> **EXERCISE REQUIREMENTS**: Scan the data beneath this task and copy each line that includes "true".

> **INFORMATION PROVIDED**:
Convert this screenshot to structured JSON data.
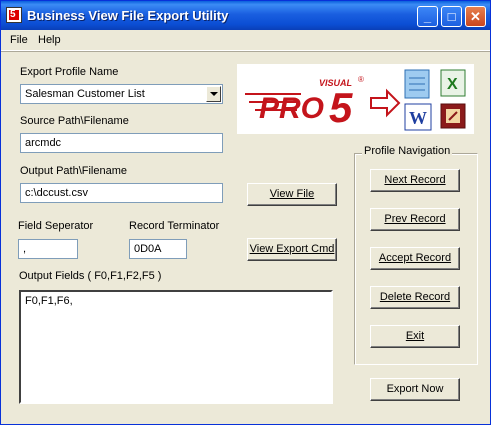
{
  "window": {
    "title": "Business View File Export Utility"
  },
  "menu": {
    "file": "File",
    "help": "Help"
  },
  "form": {
    "export_profile_label": "Export Profile Name",
    "export_profile_value": "Salesman Customer List",
    "source_label": "Source Path\\Filename",
    "source_value": "arcmdc",
    "output_label": "Output Path\\Filename",
    "output_value": "c:\\dccust.csv",
    "field_sep_label": "Field Seperator",
    "field_sep_value": ",",
    "record_term_label": "Record Terminator",
    "record_term_value": "0D0A",
    "output_fields_label": "Output Fields ( F0,F1,F2,F5 )",
    "output_fields_value": "F0,F1,F6,"
  },
  "buttons": {
    "view_file": "View File",
    "view_export_cmd": "View Export Cmd",
    "export_now": "Export Now"
  },
  "navigation": {
    "title": "Profile Navigation",
    "next": "Next Record",
    "prev": "Prev Record",
    "accept": "Accept Record",
    "delete": "Delete Record",
    "exit": "Exit"
  },
  "logo": {
    "visual": "VISUAL",
    "pro": "PRO",
    "five": "5",
    "registered": "®"
  },
  "colors": {
    "title_bar": "#0a5fdc",
    "logo_red": "#c4141b",
    "window_bg": "#ece9d8"
  }
}
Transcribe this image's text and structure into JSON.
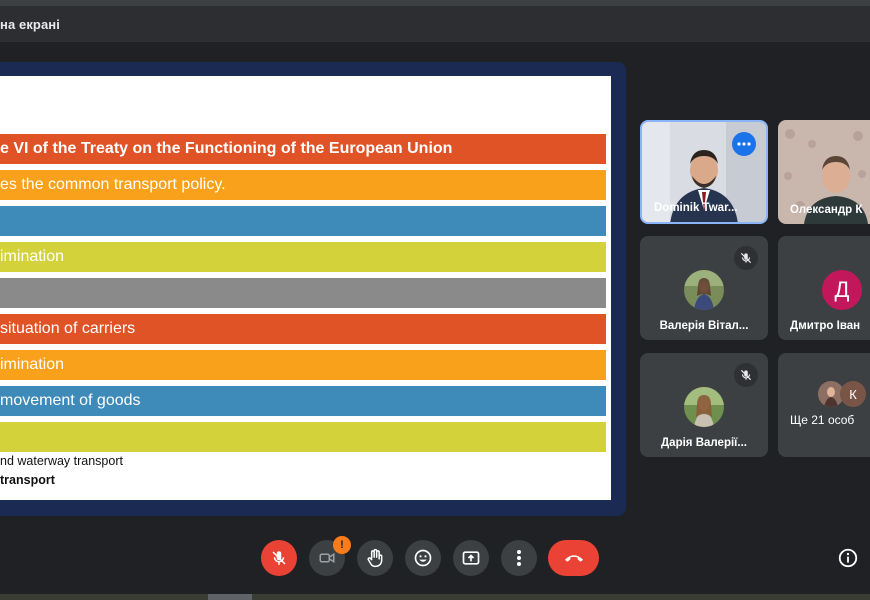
{
  "window": {
    "title": "на екрані"
  },
  "slide": {
    "bars": [
      {
        "text": "e VI of the Treaty on the Functioning of the European Union",
        "color": "#e05327",
        "bold": true
      },
      {
        "text": "es the common transport policy.",
        "color": "#f9a11b",
        "bold": false
      },
      {
        "text": "",
        "color": "#3e8ab8",
        "bold": false
      },
      {
        "text": "imination",
        "color": "#d4d23b",
        "bold": false
      },
      {
        "text": "",
        "color": "#8a8a8a",
        "bold": false
      },
      {
        "text": "situation of carriers",
        "color": "#e05327",
        "bold": false
      },
      {
        "text": "imination",
        "color": "#f9a11b",
        "bold": false
      },
      {
        "text": "movement of goods",
        "color": "#3e8ab8",
        "bold": false
      },
      {
        "text": "",
        "color": "#d4d23b",
        "bold": false
      }
    ],
    "line1": "nd waterway transport",
    "line2": "transport"
  },
  "participants": [
    {
      "name": "Dominik Twar...",
      "type": "video",
      "active": true
    },
    {
      "name": "Олександр К",
      "type": "video",
      "active": false
    },
    {
      "name": "Валерія Вітал...",
      "type": "photo",
      "muted": true
    },
    {
      "name": "Дмитро Іван",
      "type": "letter",
      "letter": "Д",
      "color": "#c2185b"
    },
    {
      "name": "Дарія Валерії...",
      "type": "photo",
      "muted": true
    },
    {
      "name": "Ще 21 особ",
      "type": "group",
      "letter": "К",
      "color": "#795548"
    }
  ],
  "controls": {
    "camera_badge": "!"
  },
  "colors": {
    "background": "#202124",
    "tile": "#3c4043",
    "accent_blue": "#8ab4f8",
    "end_call": "#ea4335",
    "badge": "#fa7b17"
  }
}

> **RESPONSE TO THIS EXERCISE**:
        "bold": true
      "active": true
      "muted": true
      "muted": true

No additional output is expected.